→ **WRITTEN INSTRUCTION**
Please recast the lines of all the records below as a JSON list of strings, one string per line, skipping blank lines and leaving the pictures out of your answer.

→ **LISTED RECORDS**
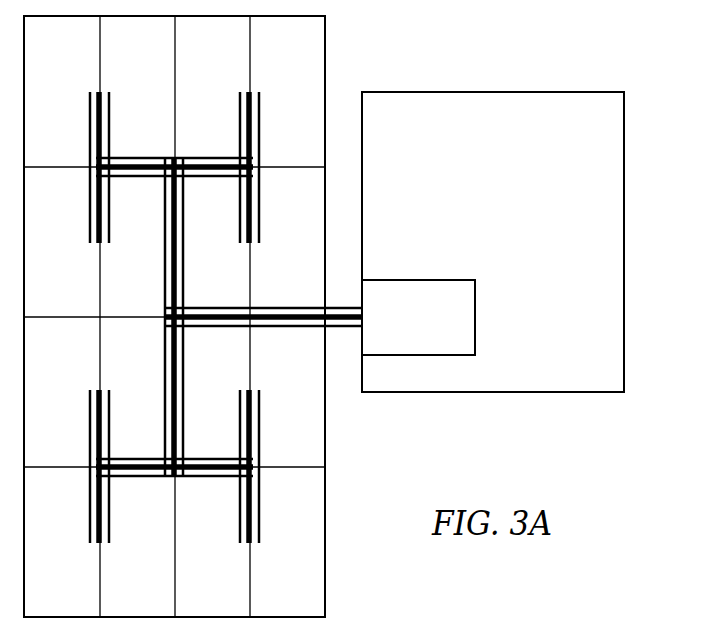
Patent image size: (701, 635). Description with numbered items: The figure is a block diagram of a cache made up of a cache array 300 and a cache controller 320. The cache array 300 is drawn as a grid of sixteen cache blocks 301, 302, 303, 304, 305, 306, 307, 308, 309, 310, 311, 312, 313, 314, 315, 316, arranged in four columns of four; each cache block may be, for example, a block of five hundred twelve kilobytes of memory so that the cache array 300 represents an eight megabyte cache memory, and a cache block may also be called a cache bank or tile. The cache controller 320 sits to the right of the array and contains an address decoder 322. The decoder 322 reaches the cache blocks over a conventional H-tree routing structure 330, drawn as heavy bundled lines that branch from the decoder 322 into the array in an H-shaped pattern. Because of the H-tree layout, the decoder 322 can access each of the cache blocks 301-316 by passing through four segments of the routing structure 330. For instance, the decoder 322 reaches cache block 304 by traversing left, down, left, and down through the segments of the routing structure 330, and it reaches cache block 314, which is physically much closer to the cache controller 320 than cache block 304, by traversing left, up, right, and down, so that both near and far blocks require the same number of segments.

The cache array 300 is at (325, 597).
The cache block 301 is at (78, 85).
The cache block 302 is at (78, 273).
The cache block 303 is at (78, 385).
The cache block 304 is at (78, 573).
The cache block 305 is at (154, 85).
The cache block 306 is at (154, 273).
The cache block 307 is at (154, 385).
The cache block 308 is at (154, 573).
The cache block 309 is at (229, 85).
The cache block 310 is at (229, 273).
The cache block 311 is at (229, 385).
The cache block 312 is at (229, 573).
The cache block 313 is at (304, 85).
The cache block 314 is at (304, 273).
The cache block 315 is at (304, 385).
The cache block 316 is at (304, 573).
The cache controller 320 is at (572, 92).
The address decoder 322 is at (475, 318).
The H-tree routing structure 330 is at (272, 449).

→ **EXPECTED OUTPUT**
[
  "Patent image size: (701, 635). Description with numbered items: The figure is a block diagram of a cache made up of a cache array 300 and a cache controller 320. The cache array 300 is drawn as a grid of sixteen cache blocks 301, 302, 303, 304, 305, 306, 307, 308, 309, 310, 311, 312, 313, 314, 315, 316, arranged in four columns of four; each cache block may be, for example, a block of five hundred twelve kilobytes of memory so that the cache array 300 represents an eight megabyte cache memory, and a cache block may also be called a cache bank or tile. The cache controller 320 sits to the right of the array and contains an address decoder 322. The decoder 322 reaches the cache blocks over a conventional H-tree routing structure 330, drawn as heavy bundled lines that branch from the decoder 322 into the array in an H-shaped pattern. Because of the H-tree layout, the decoder 322 can access each of the cache blocks 301-316 by passing through four segments of the routing structure 330. For instance, the decoder 322 reaches cache block 304 by traversing left, down, left, and down through the segments of the routing structure 330, and it reaches cache block 314, which is physically much closer to the cache controller 320 than cache block 304, by traversing left, up, right, and down, so that both near and far blocks require the same number of segments.",
  "The cache array 300 is at (325, 597).",
  "The cache block 301 is at (78, 85).",
  "The cache block 302 is at (78, 273).",
  "The cache block 303 is at (78, 385).",
  "The cache block 304 is at (78, 573).",
  "The cache block 305 is at (154, 85).",
  "The cache block 306 is at (154, 273).",
  "The cache block 307 is at (154, 385).",
  "The cache block 308 is at (154, 573).",
  "The cache block 309 is at (229, 85).",
  "The cache block 310 is at (229, 273).",
  "The cache block 311 is at (229, 385).",
  "The cache block 312 is at (229, 573).",
  "The cache block 313 is at (304, 85).",
  "The cache block 314 is at (304, 273).",
  "The cache block 315 is at (304, 385).",
  "The cache block 316 is at (304, 573).",
  "The cache controller 320 is at (572, 92).",
  "The address decoder 322 is at (475, 318).",
  "The H-tree routing structure 330 is at (272, 449)."
]